**Treść zadania 1**
Przepisz słowo w słowo fragment tekstu o historii Serbów, który zaczyna się od słów „Serbowie przybyli na”, a kończy na „śmierci cara Dušana[7].”.
**Treść zadania 2**
Wypisz wszystkie stulecia, o których wspomina tekst o historii Serbów.
**Treść zadania 3**
Od kogo według tekstu o historii Serbów župani władający plemionami serbskimi przyjęli chrześcijaństwo w IX wieku?

**Tekst do czytania**
_ _ _ _ _ _ _
Serbowie przybyli na półwysep Bałkański wraz z innymi Słowianami około VI wieku n.e. ( nie wyróżniano wtedy jeszcze podziału na poszczególne nacje). W IX wieku župani władający plemionami serbskimi przyjęli chrześcijaństwo z Bizancjum, nastąpiła dalsza chrystianizacja Serbów. Mniej więcej w tym samym czasie Chorwaci przyjmują chrześcijaństwo zachodnie. Pierwsze serbskie królestwo powstało w XI w. na terenach obecnej Czarnogóry. W drugiej połowie dwunastego wieku władzę objął Stefan Nemanja, założyciel dynastii, która miała stworzyć średniowieczne serbskie imperium, rozbite po śmierci cara Dušana[7].

Bitwa z Turkami na Kosovym Polju w roku 1389 została w pamięci utrwalona jako kres państwa serbskiego. Aczkolwiek bitwa ta stała się jednym z elementów serbskich mitów narodowych. W świadomości zbiorowej śmierć państwa serbskiego ma znaczenie ofiary, pełni funkcję serbskiej Golgoty. Kult Kosowa sprawił, że jedną z najistotniejszych treści serbskiej mitologii narodowej jest apoteoza śmierci[8]. Stąd też tak wielka waga, jaką Serbowie przywiązują dziś do Kosowa i tak zaciekła ich walka o to, by pozostało ono w granicach ich państwa. Nie do końca, aczkolwiek można to porównać do sporu Żydów z Palestyńczykami o Jerozolimę.

Paradoksalna jest wzajemna wrogość zamieszkujących Kosowo Albańczyków i Serbów. Historia Serbów uczyniła Albańczyków wrogami, którzy przeszli na islam i popierali tureckich najeźdźców, zapominając, iż Albańczycy brali udział w Bitwie na Kosowym Polju po stronie serbskiej[9]

W okresie panowania tureckiego ostoją serbskości stała się prawosławna cerkiew, to ona pozwoliła przetrwać świadomości narodowej Serbów, stając się substytutem państwa. Doprowadziło to z czasem do utrwalenia obrazu Serb prawosławny (analogicznie zlepek Polak katolik).
_ _ _ _ _ _ _
**Wyciąg danych**

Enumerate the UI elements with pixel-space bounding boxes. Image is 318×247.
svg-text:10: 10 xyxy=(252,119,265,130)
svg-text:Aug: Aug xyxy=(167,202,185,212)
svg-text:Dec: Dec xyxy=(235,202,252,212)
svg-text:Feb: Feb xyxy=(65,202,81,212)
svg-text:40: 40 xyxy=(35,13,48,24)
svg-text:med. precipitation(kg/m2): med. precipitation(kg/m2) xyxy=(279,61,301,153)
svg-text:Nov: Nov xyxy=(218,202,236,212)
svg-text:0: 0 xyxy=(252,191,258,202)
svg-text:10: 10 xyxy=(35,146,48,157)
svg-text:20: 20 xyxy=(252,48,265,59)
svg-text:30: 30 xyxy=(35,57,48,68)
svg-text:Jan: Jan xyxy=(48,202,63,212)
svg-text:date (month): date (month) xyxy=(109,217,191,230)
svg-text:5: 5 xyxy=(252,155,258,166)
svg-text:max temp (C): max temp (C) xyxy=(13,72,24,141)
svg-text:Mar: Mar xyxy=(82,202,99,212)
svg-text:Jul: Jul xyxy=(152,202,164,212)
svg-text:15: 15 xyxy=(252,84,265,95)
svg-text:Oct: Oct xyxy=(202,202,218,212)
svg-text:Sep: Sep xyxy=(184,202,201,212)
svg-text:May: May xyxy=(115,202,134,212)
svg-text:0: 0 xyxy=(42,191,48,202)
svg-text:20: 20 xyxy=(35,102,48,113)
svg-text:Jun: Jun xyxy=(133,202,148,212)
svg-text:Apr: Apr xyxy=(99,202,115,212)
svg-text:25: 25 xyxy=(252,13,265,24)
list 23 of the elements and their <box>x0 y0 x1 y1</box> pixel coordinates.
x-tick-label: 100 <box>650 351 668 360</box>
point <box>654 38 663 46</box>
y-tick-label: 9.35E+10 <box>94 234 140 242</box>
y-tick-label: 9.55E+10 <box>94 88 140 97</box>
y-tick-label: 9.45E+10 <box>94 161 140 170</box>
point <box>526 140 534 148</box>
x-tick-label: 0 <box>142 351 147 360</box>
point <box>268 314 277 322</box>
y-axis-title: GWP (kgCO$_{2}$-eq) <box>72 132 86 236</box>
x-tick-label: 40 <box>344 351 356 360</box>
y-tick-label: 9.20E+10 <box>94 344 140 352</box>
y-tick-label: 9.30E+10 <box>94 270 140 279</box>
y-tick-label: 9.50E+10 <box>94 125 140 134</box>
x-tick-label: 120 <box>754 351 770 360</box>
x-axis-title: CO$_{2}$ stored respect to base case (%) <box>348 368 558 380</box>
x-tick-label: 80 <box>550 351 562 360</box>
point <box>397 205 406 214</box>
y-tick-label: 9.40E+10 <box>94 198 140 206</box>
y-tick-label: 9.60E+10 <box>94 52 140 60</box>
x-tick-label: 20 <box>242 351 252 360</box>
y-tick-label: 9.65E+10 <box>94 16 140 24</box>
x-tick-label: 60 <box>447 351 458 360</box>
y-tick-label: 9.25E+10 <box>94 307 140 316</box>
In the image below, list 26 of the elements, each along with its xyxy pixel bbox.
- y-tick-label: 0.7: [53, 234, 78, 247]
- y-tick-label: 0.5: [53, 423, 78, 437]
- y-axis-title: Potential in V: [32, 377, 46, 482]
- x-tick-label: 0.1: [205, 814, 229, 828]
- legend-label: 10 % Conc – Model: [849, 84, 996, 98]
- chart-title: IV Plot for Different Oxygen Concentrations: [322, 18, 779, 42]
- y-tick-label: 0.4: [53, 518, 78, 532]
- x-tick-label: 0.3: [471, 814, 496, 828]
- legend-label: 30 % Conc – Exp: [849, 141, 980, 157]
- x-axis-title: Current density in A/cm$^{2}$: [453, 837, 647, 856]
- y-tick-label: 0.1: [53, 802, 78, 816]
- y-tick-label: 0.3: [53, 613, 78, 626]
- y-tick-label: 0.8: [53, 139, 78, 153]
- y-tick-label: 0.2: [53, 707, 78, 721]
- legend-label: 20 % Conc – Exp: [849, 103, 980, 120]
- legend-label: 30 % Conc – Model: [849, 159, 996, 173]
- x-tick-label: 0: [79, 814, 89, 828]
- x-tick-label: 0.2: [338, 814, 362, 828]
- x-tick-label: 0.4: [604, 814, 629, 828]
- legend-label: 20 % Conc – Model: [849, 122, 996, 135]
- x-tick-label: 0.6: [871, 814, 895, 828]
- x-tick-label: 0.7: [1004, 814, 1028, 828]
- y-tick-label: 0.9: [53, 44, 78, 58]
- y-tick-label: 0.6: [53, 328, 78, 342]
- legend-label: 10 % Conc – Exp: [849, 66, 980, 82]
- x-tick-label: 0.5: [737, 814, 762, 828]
_ _ _ _ _ _ _
**Pełne rozwiązanie 1**
Serbowie przybyli na półwysep Bałkański wraz z innymi Słowianami około VI wieku n.e. ( nie wyróżniano wtedy jeszcze podziału na poszczególne nacje). W IX wieku župani władający plemionami serbskimi przyjęli chrześcijaństwo z Bizancjum, nastąpiła dalsza chrystianizacja Serbów. Mniej więcej w tym samym czasie Chorwaci przyjmują chrześcijaństwo zachodnie. Pierwsze serbskie królestwo powstało w XI w. na terenach obecnej Czarnogóry. W drugiej połowie dwunastego wieku władzę objął Stefan Nemanja, założyciel dynastii, która miała stworzyć średniowieczne serbskie imperium, rozbite po śmierci cara Dušana[7].

**Pełne rozwiązanie 2**
VI wiek, IX wiek, XI wiek, XII wiek

**Pełne rozwiązanie 3**
Z Bizancjum.